■ TASK BRIEF ■
Return the whole listing exactly as it stands.

■ RECORDS PROVIDED ■
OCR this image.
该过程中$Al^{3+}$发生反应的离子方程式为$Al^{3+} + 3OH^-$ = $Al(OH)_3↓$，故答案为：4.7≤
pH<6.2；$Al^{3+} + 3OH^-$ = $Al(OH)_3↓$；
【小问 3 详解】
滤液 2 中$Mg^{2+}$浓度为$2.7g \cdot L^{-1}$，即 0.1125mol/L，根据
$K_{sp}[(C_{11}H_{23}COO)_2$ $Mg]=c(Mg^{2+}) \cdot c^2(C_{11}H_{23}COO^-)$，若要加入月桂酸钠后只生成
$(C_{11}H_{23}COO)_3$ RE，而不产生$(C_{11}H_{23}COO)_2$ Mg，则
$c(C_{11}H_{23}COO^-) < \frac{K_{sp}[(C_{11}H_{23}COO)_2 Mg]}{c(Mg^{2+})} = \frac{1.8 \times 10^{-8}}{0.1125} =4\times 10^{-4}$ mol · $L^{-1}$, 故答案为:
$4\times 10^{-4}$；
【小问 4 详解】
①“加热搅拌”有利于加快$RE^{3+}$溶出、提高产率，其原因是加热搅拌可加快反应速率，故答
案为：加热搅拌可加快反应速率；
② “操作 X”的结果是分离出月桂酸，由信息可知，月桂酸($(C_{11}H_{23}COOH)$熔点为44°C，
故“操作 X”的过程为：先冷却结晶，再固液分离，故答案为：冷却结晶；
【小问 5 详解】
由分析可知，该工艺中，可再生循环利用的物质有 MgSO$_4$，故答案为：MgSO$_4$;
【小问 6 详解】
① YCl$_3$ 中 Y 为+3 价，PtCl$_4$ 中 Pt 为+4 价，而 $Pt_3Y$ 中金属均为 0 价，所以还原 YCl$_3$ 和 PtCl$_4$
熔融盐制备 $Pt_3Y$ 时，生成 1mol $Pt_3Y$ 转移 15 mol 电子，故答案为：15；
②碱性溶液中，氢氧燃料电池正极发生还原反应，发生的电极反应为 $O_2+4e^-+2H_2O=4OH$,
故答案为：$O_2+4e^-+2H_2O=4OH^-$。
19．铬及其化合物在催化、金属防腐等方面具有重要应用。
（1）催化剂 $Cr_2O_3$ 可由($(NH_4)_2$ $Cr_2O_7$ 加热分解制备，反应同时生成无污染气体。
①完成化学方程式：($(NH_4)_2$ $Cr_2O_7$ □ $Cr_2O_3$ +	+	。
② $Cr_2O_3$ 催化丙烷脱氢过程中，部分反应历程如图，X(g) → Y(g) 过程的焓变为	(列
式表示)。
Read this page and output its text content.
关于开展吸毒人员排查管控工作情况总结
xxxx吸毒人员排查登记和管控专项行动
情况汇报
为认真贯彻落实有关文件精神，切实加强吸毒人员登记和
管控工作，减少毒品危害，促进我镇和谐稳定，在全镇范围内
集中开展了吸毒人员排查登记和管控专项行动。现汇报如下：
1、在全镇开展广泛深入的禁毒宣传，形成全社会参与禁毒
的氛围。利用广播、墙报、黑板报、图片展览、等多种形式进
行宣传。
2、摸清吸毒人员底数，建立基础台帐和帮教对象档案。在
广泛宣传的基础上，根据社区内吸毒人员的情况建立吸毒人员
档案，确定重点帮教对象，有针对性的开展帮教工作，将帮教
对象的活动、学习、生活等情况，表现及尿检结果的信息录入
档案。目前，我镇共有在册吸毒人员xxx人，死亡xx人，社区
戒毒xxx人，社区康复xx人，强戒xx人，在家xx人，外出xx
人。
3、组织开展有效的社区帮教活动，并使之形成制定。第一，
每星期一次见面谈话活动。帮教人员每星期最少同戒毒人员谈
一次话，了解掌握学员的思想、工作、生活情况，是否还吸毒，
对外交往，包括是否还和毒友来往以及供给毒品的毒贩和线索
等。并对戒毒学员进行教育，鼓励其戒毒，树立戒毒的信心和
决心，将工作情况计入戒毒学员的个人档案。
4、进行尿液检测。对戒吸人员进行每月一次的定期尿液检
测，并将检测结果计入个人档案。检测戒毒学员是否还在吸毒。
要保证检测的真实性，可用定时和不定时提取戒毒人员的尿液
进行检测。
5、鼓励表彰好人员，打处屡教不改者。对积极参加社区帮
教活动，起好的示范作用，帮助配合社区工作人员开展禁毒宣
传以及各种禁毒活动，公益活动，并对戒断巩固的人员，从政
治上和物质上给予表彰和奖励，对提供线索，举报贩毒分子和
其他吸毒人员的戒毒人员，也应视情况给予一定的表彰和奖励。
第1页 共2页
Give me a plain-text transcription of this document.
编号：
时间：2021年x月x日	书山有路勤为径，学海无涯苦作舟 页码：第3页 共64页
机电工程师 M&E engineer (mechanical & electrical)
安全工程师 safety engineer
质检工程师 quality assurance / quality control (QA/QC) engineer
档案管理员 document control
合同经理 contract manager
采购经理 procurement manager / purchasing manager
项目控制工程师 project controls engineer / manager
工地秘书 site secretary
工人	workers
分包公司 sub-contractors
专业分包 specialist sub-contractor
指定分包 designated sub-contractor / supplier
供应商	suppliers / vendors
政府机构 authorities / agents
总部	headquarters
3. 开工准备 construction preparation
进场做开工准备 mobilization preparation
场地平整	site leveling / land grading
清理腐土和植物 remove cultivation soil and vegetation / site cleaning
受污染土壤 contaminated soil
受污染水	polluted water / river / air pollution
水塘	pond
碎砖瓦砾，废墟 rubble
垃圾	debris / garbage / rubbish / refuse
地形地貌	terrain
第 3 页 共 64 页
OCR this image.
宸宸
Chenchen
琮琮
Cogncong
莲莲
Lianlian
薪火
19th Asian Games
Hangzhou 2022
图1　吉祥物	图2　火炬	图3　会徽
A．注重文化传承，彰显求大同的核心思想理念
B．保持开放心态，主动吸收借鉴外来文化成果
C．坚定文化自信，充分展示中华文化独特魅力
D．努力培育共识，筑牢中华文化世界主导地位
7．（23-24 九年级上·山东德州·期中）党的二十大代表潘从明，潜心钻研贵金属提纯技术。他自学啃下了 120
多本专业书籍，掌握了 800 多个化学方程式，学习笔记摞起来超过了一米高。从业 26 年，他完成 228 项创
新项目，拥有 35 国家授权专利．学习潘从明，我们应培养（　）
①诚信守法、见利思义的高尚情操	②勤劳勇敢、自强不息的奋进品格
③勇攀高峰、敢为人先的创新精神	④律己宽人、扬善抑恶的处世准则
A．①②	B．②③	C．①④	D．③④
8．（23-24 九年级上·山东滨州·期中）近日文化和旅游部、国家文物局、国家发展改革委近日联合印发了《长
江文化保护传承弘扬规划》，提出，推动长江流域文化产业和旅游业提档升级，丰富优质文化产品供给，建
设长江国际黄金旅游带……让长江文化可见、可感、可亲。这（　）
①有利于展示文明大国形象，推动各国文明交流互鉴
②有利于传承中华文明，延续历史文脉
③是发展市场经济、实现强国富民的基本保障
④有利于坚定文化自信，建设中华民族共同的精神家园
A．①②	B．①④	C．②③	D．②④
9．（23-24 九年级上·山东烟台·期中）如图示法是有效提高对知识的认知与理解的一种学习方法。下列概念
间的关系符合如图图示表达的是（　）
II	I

■ THE COMPLETED TASK ■
OCR this image.
该过程中$Al^{3+}$发生反应的离子方程式为$Al^{3+} + 3OH^-$ = $Al(OH)_3↓$，故答案为：4.7≤
pH<6.2；$Al^{3+} + 3OH^-$ = $Al(OH)_3↓$；
【小问 3 详解】
滤液 2 中$Mg^{2+}$浓度为$2.7g \cdot L^{-1}$，即 0.1125mol/L，根据
$K_{sp}[(C_{11}H_{23}COO)_2$ $Mg]=c(Mg^{2+}) \cdot c^2(C_{11}H_{23}COO^-)$，若要加入月桂酸钠后只生成
$(C_{11}H_{23}COO)_3$ RE，而不产生$(C_{11}H_{23}COO)_2$ Mg，则
$c(C_{11}H_{23}COO^-) < \frac{K_{sp}[(C_{11}H_{23}COO)_2 Mg]}{c(Mg^{2+})} = \frac{1.8 \times 10^{-8}}{0.1125} =4\times 10^{-4}$ mol · $L^{-1}$, 故答案为:
$4\times 10^{-4}$；
【小问 4 详解】
①“加热搅拌”有利于加快$RE^{3+}$溶出、提高产率，其原因是加热搅拌可加快反应速率，故答
案为：加热搅拌可加快反应速率；
② “操作 X”的结果是分离出月桂酸，由信息可知，月桂酸($(C_{11}H_{23}COOH)$熔点为44°C，
故“操作 X”的过程为：先冷却结晶，再固液分离，故答案为：冷却结晶；
【小问 5 详解】
由分析可知，该工艺中，可再生循环利用的物质有 MgSO$_4$，故答案为：MgSO$_4$;
【小问 6 详解】
① YCl$_3$ 中 Y 为+3 价，PtCl$_4$ 中 Pt 为+4 价，而 $Pt_3Y$ 中金属均为 0 价，所以还原 YCl$_3$ 和 PtCl$_4$
熔融盐制备 $Pt_3Y$ 时，生成 1mol $Pt_3Y$ 转移 15 mol 电子，故答案为：15；
②碱性溶液中，氢氧燃料电池正极发生还原反应，发生的电极反应为 $O_2+4e^-+2H_2O=4OH$,
故答案为：$O_2+4e^-+2H_2O=4OH^-$。
19．铬及其化合物在催化、金属防腐等方面具有重要应用。
（1）催化剂 $Cr_2O_3$ 可由($(NH_4)_2$ $Cr_2O_7$ 加热分解制备，反应同时生成无污染气体。
①完成化学方程式：($(NH_4)_2$ $Cr_2O_7$ □ $Cr_2O_3$ +	+	。
② $Cr_2O_3$ 催化丙烷脱氢过程中，部分反应历程如图，X(g) → Y(g) 过程的焓变为	(列
式表示)。
Read this page and output its text content.
关于开展吸毒人员排查管控工作情况总结
xxxx吸毒人员排查登记和管控专项行动
情况汇报
为认真贯彻落实有关文件精神，切实加强吸毒人员登记和
管控工作，减少毒品危害，促进我镇和谐稳定，在全镇范围内
集中开展了吸毒人员排查登记和管控专项行动。现汇报如下：
1、在全镇开展广泛深入的禁毒宣传，形成全社会参与禁毒
的氛围。利用广播、墙报、黑板报、图片展览、等多种形式进
行宣传。
2、摸清吸毒人员底数，建立基础台帐和帮教对象档案。在
广泛宣传的基础上，根据社区内吸毒人员的情况建立吸毒人员
档案，确定重点帮教对象，有针对性的开展帮教工作，将帮教
对象的活动、学习、生活等情况，表现及尿检结果的信息录入
档案。目前，我镇共有在册吸毒人员xxx人，死亡xx人，社区
戒毒xxx人，社区康复xx人，强戒xx人，在家xx人，外出xx
人。
3、组织开展有效的社区帮教活动，并使之形成制定。第一，
每星期一次见面谈话活动。帮教人员每星期最少同戒毒人员谈
一次话，了解掌握学员的思想、工作、生活情况，是否还吸毒，
对外交往，包括是否还和毒友来往以及供给毒品的毒贩和线索
等。并对戒毒学员进行教育，鼓励其戒毒，树立戒毒的信心和
决心，将工作情况计入戒毒学员的个人档案。
4、进行尿液检测。对戒吸人员进行每月一次的定期尿液检
测，并将检测结果计入个人档案。检测戒毒学员是否还在吸毒。
要保证检测的真实性，可用定时和不定时提取戒毒人员的尿液
进行检测。
5、鼓励表彰好人员，打处屡教不改者。对积极参加社区帮
教活动，起好的示范作用，帮助配合社区工作人员开展禁毒宣
传以及各种禁毒活动，公益活动，并对戒断巩固的人员，从政
治上和物质上给予表彰和奖励，对提供线索，举报贩毒分子和
其他吸毒人员的戒毒人员，也应视情况给予一定的表彰和奖励。
第1页 共2页
Give me a plain-text transcription of this document.
编号：
时间：2021年x月x日	书山有路勤为径，学海无涯苦作舟 页码：第3页 共64页
机电工程师 M&E engineer (mechanical & electrical)
安全工程师 safety engineer
质检工程师 quality assurance / quality control (QA/QC) engineer
档案管理员 document control
合同经理 contract manager
采购经理 procurement manager / purchasing manager
项目控制工程师 project controls engineer / manager
工地秘书 site secretary
工人	workers
分包公司 sub-contractors
专业分包 specialist sub-contractor
指定分包 designated sub-contractor / supplier
供应商	suppliers / vendors
政府机构 authorities / agents
总部	headquarters
3. 开工准备 construction preparation
进场做开工准备 mobilization preparation
场地平整	site leveling / land grading
清理腐土和植物 remove cultivation soil and vegetation / site cleaning
受污染土壤 contaminated soil
受污染水	polluted water / river / air pollution
水塘	pond
碎砖瓦砾，废墟 rubble
垃圾	debris / garbage / rubbish / refuse
地形地貌	terrain
第 3 页 共 64 页
OCR this image.
宸宸
Chenchen
琮琮
Cogncong
莲莲
Lianlian
薪火
19th Asian Games
Hangzhou 2022
图1　吉祥物	图2　火炬	图3　会徽
A．注重文化传承，彰显求大同的核心思想理念
B．保持开放心态，主动吸收借鉴外来文化成果
C．坚定文化自信，充分展示中华文化独特魅力
D．努力培育共识，筑牢中华文化世界主导地位
7．（23-24 九年级上·山东德州·期中）党的二十大代表潘从明，潜心钻研贵金属提纯技术。他自学啃下了 120
多本专业书籍，掌握了 800 多个化学方程式，学习笔记摞起来超过了一米高。从业 26 年，他完成 228 项创
新项目，拥有 35 国家授权专利．学习潘从明，我们应培养（　）
①诚信守法、见利思义的高尚情操	②勤劳勇敢、自强不息的奋进品格
③勇攀高峰、敢为人先的创新精神	④律己宽人、扬善抑恶的处世准则
A．①②	B．②③	C．①④	D．③④
8．（23-24 九年级上·山东滨州·期中）近日文化和旅游部、国家文物局、国家发展改革委近日联合印发了《长
江文化保护传承弘扬规划》，提出，推动长江流域文化产业和旅游业提档升级，丰富优质文化产品供给，建
设长江国际黄金旅游带……让长江文化可见、可感、可亲。这（　）
①有利于展示文明大国形象，推动各国文明交流互鉴
②有利于传承中华文明，延续历史文脉
③是发展市场经济、实现强国富民的基本保障
④有利于坚定文化自信，建设中华民族共同的精神家园
A．①②	B．①④	C．②③	D．②④
9．（23-24 九年级上·山东烟台·期中）如图示法是有效提高对知识的认知与理解的一种学习方法。下列概念
间的关系符合如图图示表达的是（　）
II	I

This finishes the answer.